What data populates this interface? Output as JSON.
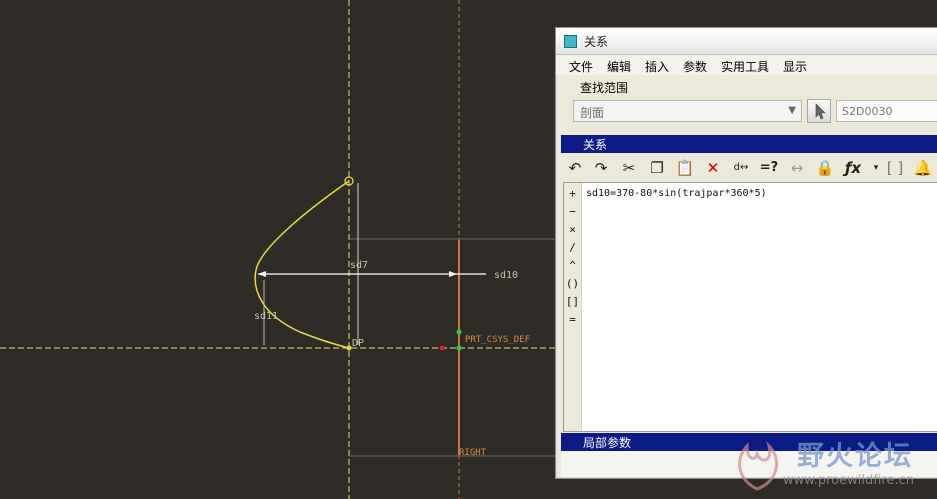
{
  "viewport": {
    "dim_labels": {
      "sd7": "sd7",
      "sd10": "sd10",
      "sd11": "sd11",
      "dp": "DP",
      "csys": "PRT_CSYS_DEF",
      "right": "RIGHT"
    }
  },
  "dialog": {
    "title": "关系",
    "menu": [
      "文件",
      "编辑",
      "插入",
      "参数",
      "实用工具",
      "显示"
    ],
    "scope_label": "查找范围",
    "scope_value": "剖面",
    "selected_id": "S2D0030",
    "relations_header": "关系",
    "toolbar_icons": [
      "undo-icon",
      "redo-icon",
      "cut-icon",
      "copy-icon",
      "paste-icon",
      "delete-icon",
      "switch-dims-icon",
      "evaluate-icon",
      "measure-icon",
      "lock-params-icon",
      "insert-function-icon",
      "insert-parameter-icon",
      "execute-icon"
    ],
    "operators": [
      "+",
      "−",
      "×",
      "/",
      "^",
      "()",
      "[]",
      "="
    ],
    "relation_text": "sd10=370-80*sin(trajpar*360*5)",
    "local_params_header": "局部参数"
  },
  "watermark": {
    "brand_cn": "野火论坛",
    "url": "www.proewildfire.cn"
  }
}
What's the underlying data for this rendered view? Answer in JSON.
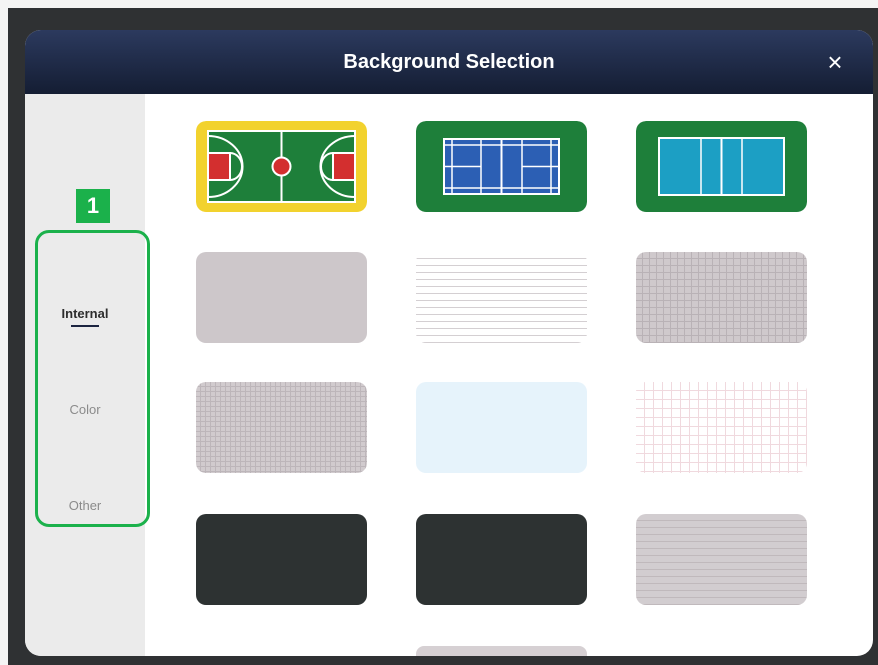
{
  "dialog": {
    "title": "Background Selection",
    "close_label": "×"
  },
  "sidebar": {
    "tabs": [
      {
        "label": "Internal",
        "active": true
      },
      {
        "label": "Color",
        "active": false
      },
      {
        "label": "Other",
        "active": false
      }
    ]
  },
  "backgrounds": [
    {
      "name": "basketball-court"
    },
    {
      "name": "badminton-court"
    },
    {
      "name": "volleyball-court"
    },
    {
      "name": "gray-plain"
    },
    {
      "name": "ruled-lines"
    },
    {
      "name": "gray-grid"
    },
    {
      "name": "gray-fine-grid"
    },
    {
      "name": "light-blue"
    },
    {
      "name": "pink-grid"
    },
    {
      "name": "dark-board"
    },
    {
      "name": "dark-board"
    },
    {
      "name": "gray-ruled"
    }
  ],
  "annotation": {
    "number": "1",
    "color": "#1bb14b"
  },
  "colors": {
    "titlebar": "#1c2742",
    "accent": "#1bb14b",
    "court_green": "#1e7f3a",
    "court_yellow": "#f2d22e"
  }
}
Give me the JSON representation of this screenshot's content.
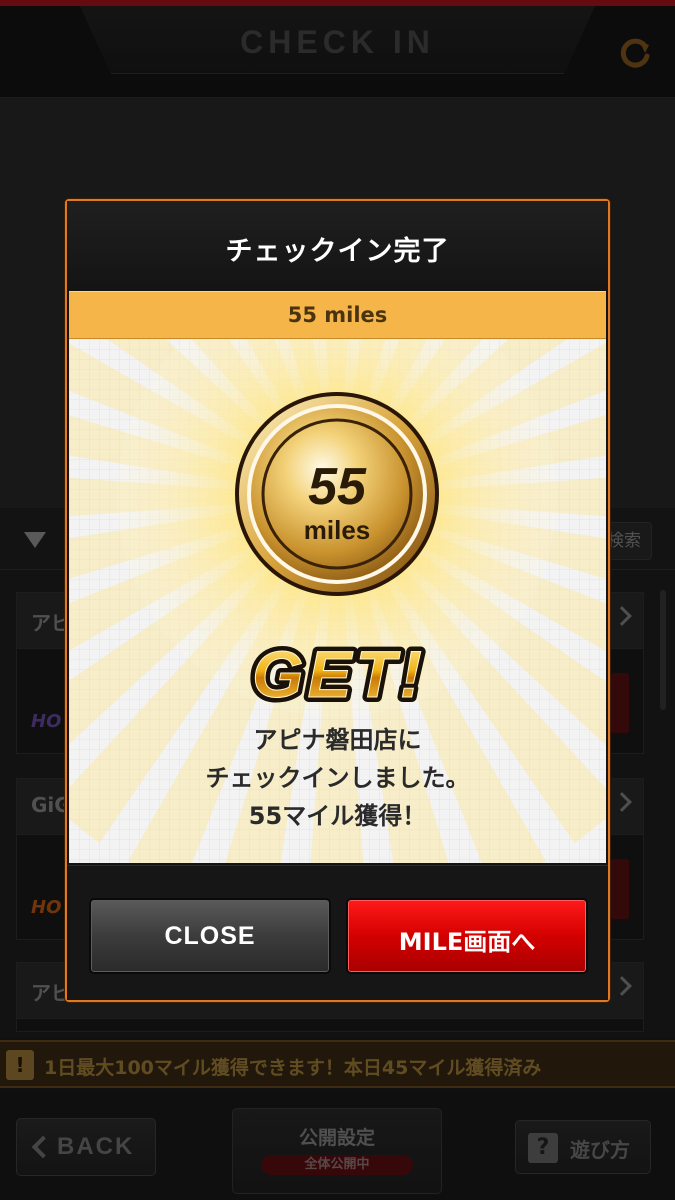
══════════
Do this: Where does the word "grid" appear? Return each line that holds it.

Exercise output:
      "name": "gray-grid"
      "name": "gray-fine-grid"
      "name": "pink-grid"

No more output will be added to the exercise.